Provide nothing but the number of lines containing the string "this".

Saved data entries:
---
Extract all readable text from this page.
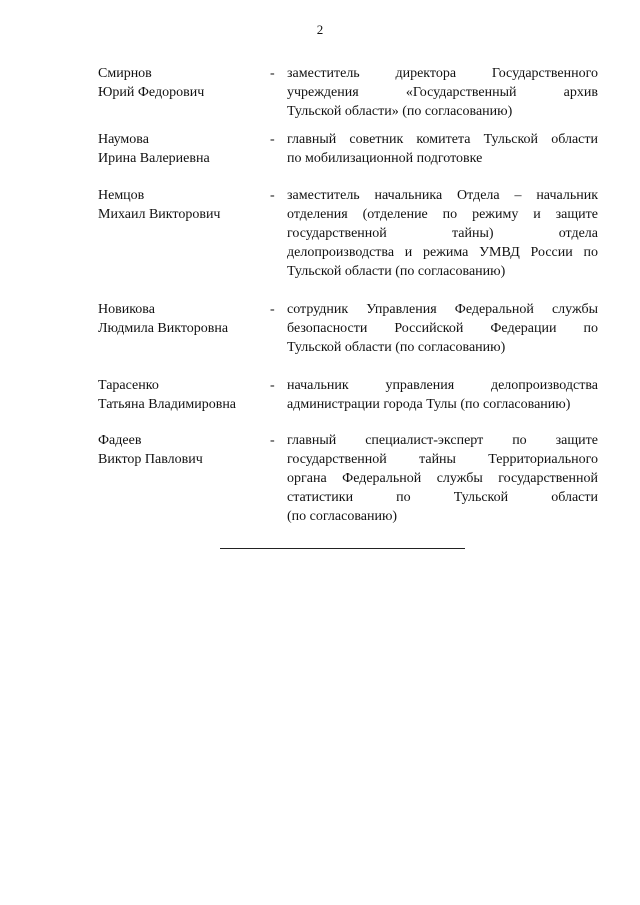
2
Смирнов
Юрий Федорович
- заместитель директора Государственного
учреждения «Государственный архив
Тульской области» (по согласованию)
Наумова
Ирина Валериевна
- главный советник комитета Тульской области
по мобилизационной подготовке
Немцов
Михаил Викторович
- заместитель начальника Отдела – начальник
отделения (отделение по режиму и защите
государственной тайны) отдела
делопроизводства и режима УМВД России по
Тульской области (по согласованию)
Новикова
Людмила Викторовна
- сотрудник Управления Федеральной службы
безопасности Российской Федерации по
Тульской области (по согласованию)
Тарасенко
Татьяна Владимировна
- начальник управления делопроизводства
администрации города Тулы (по согласованию)
Фадеев
Виктор Павлович
- главный специалист-эксперт по защите
государственной тайны Территориального
органа Федеральной службы государственной
статистики по Тульской области
(по согласованию)
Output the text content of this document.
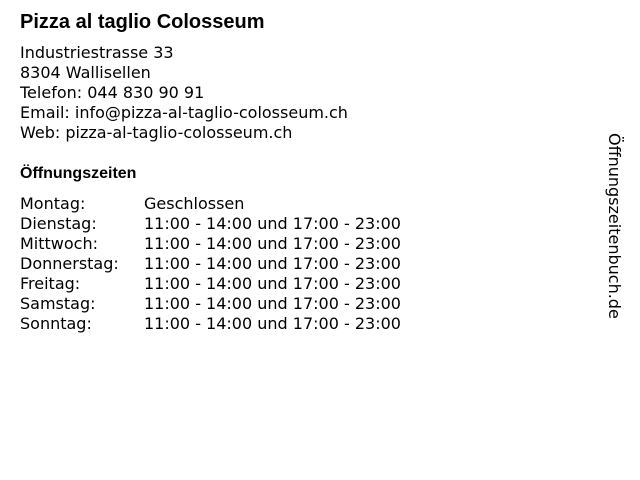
Pizza al taglio Colosseum
Industriestrasse 33
8304 Wallisellen
Telefon: 044 830 90 91
Email: info@pizza-al-taglio-colosseum.ch
Web: pizza-al-taglio-colosseum.ch
Öffnungszeiten
Montag:	Geschlossen
Dienstag:	11:00 - 14:00 und 17:00 - 23:00
Mittwoch:	11:00 - 14:00 und 17:00 - 23:00
Donnerstag: 11:00 - 14:00 und 17:00 - 23:00
Freitag:	11:00 - 14:00 und 17:00 - 23:00
Samstag:	11:00 - 14:00 und 17:00 - 23:00
Sonntag:	11:00 - 14:00 und 17:00 - 23:00
Öffnungszeitenbuch.de
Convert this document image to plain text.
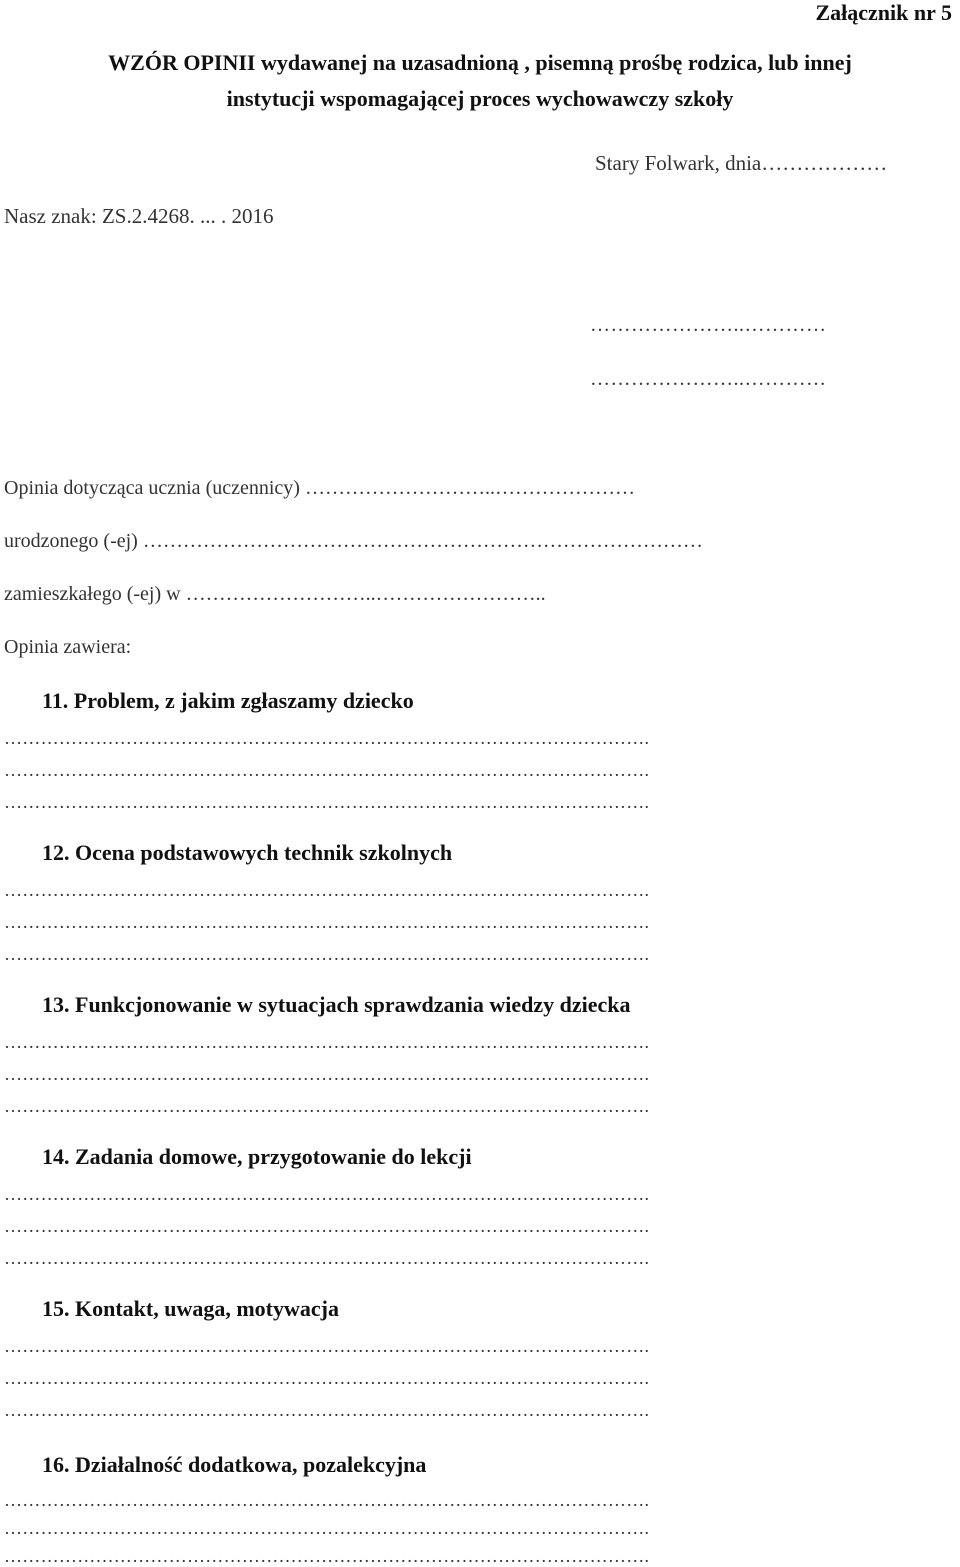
Załącznik nr 5
WZÓR OPINII wydawanej na uzasadnioną , pisemną prośbę rodzica, lub innej
instytucji wspomagającej proces wychowawczy szkoły
Stary Folwark, dnia………………
Nasz znak: ZS.2.4268. ... . 2016
…………………..…………
…………………..…………
Opinia dotycząca ucznia (uczennicy) ………………………..…………………
urodzonego (-ej) …………………………………………………………………………
zamieszkałego (-ej) w ………………………..……………………..
Opinia zawiera:
11. Problem, z jakim zgłaszamy dziecko
…………………………………………………………………………………………….
…………………………………………………………………………………………….
…………………………………………………………………………………………….
12. Ocena podstawowych technik szkolnych
…………………………………………………………………………………………….
…………………………………………………………………………………………….
…………………………………………………………………………………………….
13. Funkcjonowanie w sytuacjach sprawdzania wiedzy dziecka
…………………………………………………………………………………………….
…………………………………………………………………………………………….
…………………………………………………………………………………………….
14. Zadania domowe, przygotowanie do lekcji
…………………………………………………………………………………………….
…………………………………………………………………………………………….
…………………………………………………………………………………………….
15. Kontakt, uwaga, motywacja
…………………………………………………………………………………………….
…………………………………………………………………………………………….
…………………………………………………………………………………………….
16. Działalność dodatkowa, pozalekcyjna
…………………………………………………………………………………………….
…………………………………………………………………………………………….
…………………………………………………………………………………………….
---
▶ Result
3